WRITTEN REQUEST: Lines that include the word "Income" are the ones to copy.

DATA SECTION:
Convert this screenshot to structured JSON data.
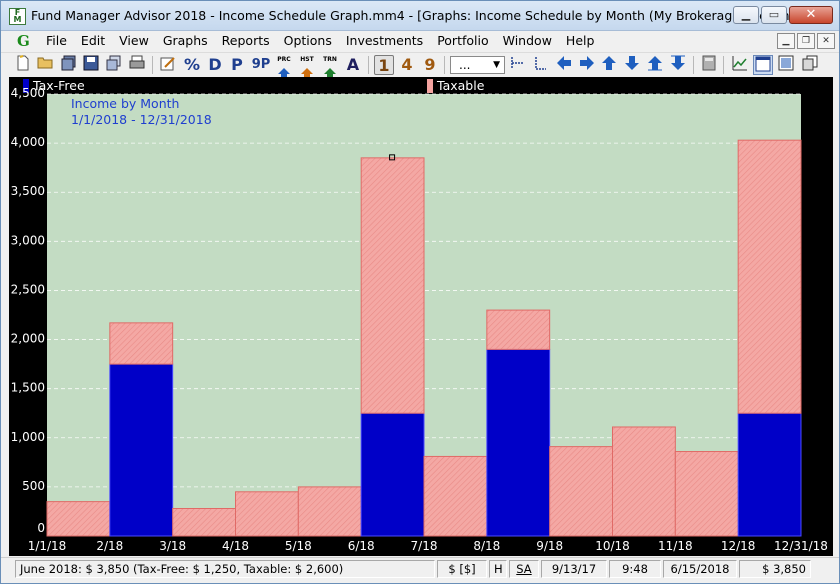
{
  "window": {
    "title": "Fund Manager Advisor 2018 - Income Schedule Graph.mm4 - [Graphs: Income Schedule by Month (My Brokerage Account)]",
    "icon_label": [
      "F",
      "M"
    ],
    "buttons": {
      "minimize": "minimize-icon",
      "maximize": "maximize-icon",
      "close": "close-icon"
    }
  },
  "menu": {
    "logo": "G",
    "items": [
      "File",
      "Edit",
      "View",
      "Graphs",
      "Reports",
      "Options",
      "Investments",
      "Portfolio",
      "Window",
      "Help"
    ]
  },
  "toolbar": {
    "letters": {
      "d": "D",
      "p": "P",
      "nine_p": "9P",
      "a": "A",
      "percent": "%"
    },
    "small_labels": {
      "prc": "PRC",
      "hst": "HST",
      "trn": "TRN"
    },
    "period_buttons": [
      "1",
      "4",
      "9"
    ],
    "active_period": "1",
    "dropdown_value": "...",
    "icons": [
      "new-icon",
      "open-icon",
      "save-all-icon",
      "save-icon",
      "copy-icon",
      "print-icon",
      "edit-icon",
      "percent-icon",
      "left-arrow-icon",
      "right-arrow-icon",
      "up-arrow-icon",
      "down-arrow-icon",
      "calculator-icon",
      "chart-icon",
      "window-icon",
      "copy-window-icon"
    ]
  },
  "legend": [
    {
      "label": "Tax-Free",
      "color": "#0000c8"
    },
    {
      "label": "Taxable",
      "color": "#f4a3a0"
    }
  ],
  "chart_data": {
    "type": "bar",
    "stacked": true,
    "title": "Income by Month",
    "subtitle": "1/1/2018 - 12/31/2018",
    "x_ticks": [
      "1/1/18",
      "2/18",
      "3/18",
      "4/18",
      "5/18",
      "6/18",
      "7/18",
      "8/18",
      "9/18",
      "10/18",
      "11/18",
      "12/18",
      "12/31/18"
    ],
    "categories": [
      "Jan",
      "Feb",
      "Mar",
      "Apr",
      "May",
      "Jun",
      "Jul",
      "Aug",
      "Sep",
      "Oct",
      "Nov",
      "Dec"
    ],
    "series": [
      {
        "name": "Tax-Free",
        "color": "#0000c8",
        "values": [
          0,
          1750,
          0,
          0,
          0,
          1250,
          0,
          1900,
          0,
          0,
          0,
          1250
        ]
      },
      {
        "name": "Taxable",
        "color": "#f4a3a0",
        "values": [
          350,
          420,
          280,
          450,
          500,
          2600,
          810,
          400,
          910,
          1110,
          860,
          2780
        ]
      }
    ],
    "ylim": [
      0,
      4500
    ],
    "y_ticks": [
      "0",
      "500",
      "1,000",
      "1,500",
      "2,000",
      "2,500",
      "3,000",
      "3,500",
      "4,000",
      "4,500"
    ],
    "plot_background": "#c3dcc3",
    "grid": true,
    "legend_position": "top"
  },
  "status": {
    "summary": "June 2018: $ 3,850 (Tax-Free: $ 1,250, Taxable: $ 2,600)",
    "currency": "$ [$]",
    "h": "H",
    "sa": "SA",
    "date": "9/13/17",
    "time": "9:48",
    "price_date": "6/15/2018",
    "value": "$ 3,850"
  }
}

ANSWER TO THE PROBLEM:
    "title": "Fund Manager Advisor 2018 - Income Schedule Graph.mm4 - [Graphs: Income Schedule by Month (My Brokerage Account)]",
    "title": "Income by Month",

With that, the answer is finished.